* Exercise objective: Of the lines in the records that follow, how many include the word "JSON"? Answer with a bare number.

___ Material

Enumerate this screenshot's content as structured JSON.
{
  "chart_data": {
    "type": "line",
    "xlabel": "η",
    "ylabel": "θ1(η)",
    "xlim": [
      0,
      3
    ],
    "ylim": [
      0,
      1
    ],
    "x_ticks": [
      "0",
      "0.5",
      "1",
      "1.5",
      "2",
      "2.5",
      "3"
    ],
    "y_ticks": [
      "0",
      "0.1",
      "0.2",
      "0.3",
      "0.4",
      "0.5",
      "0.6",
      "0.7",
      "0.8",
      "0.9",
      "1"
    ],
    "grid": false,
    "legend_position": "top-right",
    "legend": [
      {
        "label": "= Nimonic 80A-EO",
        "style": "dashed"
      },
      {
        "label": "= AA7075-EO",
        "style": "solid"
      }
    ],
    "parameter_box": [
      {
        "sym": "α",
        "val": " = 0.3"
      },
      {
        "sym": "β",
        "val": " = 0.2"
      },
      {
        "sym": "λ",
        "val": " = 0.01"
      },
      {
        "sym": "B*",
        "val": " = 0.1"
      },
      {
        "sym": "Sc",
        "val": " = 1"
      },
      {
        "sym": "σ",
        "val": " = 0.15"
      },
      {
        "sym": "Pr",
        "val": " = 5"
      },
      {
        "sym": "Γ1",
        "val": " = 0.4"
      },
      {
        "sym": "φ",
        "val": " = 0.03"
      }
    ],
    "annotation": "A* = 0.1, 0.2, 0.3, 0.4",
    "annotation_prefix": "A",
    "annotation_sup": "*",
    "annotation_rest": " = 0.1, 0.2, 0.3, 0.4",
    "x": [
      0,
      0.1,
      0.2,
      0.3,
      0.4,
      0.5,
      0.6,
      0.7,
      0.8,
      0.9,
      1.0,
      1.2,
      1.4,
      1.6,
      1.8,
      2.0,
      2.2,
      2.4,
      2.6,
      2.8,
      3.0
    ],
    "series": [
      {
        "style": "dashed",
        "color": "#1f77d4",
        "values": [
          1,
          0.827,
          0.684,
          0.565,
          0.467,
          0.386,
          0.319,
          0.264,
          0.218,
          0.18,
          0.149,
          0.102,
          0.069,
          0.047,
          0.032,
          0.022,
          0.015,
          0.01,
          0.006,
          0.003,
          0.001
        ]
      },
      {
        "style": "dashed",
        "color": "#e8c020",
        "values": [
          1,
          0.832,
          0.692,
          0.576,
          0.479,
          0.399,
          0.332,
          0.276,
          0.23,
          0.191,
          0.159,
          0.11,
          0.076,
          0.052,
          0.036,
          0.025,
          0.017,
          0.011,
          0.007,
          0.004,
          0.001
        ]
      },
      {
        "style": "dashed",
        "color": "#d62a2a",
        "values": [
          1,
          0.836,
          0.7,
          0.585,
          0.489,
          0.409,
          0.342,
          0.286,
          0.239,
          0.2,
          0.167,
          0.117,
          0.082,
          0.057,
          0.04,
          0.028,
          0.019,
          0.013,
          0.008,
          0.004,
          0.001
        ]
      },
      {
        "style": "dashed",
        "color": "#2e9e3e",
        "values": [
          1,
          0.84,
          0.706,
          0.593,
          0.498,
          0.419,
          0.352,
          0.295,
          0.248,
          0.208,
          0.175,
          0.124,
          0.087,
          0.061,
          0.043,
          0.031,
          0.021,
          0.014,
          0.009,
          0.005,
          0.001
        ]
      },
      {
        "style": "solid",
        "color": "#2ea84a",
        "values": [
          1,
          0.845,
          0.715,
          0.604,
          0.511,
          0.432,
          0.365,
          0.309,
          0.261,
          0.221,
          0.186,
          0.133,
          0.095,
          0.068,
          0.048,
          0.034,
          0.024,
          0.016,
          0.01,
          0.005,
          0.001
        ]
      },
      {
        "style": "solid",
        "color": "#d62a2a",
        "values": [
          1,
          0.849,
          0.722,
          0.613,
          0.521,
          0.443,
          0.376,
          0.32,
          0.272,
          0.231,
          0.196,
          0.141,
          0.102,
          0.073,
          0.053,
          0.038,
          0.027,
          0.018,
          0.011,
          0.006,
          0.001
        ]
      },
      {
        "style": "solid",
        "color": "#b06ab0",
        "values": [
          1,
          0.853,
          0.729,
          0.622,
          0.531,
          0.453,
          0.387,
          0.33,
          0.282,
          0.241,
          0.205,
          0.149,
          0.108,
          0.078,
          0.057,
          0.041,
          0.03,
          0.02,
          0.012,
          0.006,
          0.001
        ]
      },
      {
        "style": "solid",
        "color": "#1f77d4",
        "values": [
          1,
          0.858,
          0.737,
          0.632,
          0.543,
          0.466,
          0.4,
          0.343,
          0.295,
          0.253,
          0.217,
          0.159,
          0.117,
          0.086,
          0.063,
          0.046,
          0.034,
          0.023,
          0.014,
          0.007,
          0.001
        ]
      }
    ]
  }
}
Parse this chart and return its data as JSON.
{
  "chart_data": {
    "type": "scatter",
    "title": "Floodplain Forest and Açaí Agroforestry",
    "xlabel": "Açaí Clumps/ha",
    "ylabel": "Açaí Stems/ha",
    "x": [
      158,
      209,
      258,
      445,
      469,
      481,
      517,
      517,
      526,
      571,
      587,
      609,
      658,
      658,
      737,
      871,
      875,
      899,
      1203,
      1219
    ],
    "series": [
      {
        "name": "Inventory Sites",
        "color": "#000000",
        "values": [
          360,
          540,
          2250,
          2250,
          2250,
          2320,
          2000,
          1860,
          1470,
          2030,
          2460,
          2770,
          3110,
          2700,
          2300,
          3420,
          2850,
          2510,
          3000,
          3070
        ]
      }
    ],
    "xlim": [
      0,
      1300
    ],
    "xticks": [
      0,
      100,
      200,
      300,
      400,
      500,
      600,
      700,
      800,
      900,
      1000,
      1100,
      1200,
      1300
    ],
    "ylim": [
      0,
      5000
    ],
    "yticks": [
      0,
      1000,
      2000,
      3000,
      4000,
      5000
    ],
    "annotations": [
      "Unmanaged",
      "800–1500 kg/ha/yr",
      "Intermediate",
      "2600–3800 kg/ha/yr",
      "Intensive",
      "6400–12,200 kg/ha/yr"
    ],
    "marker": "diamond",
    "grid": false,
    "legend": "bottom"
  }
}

______

* Solution to this exercise: 2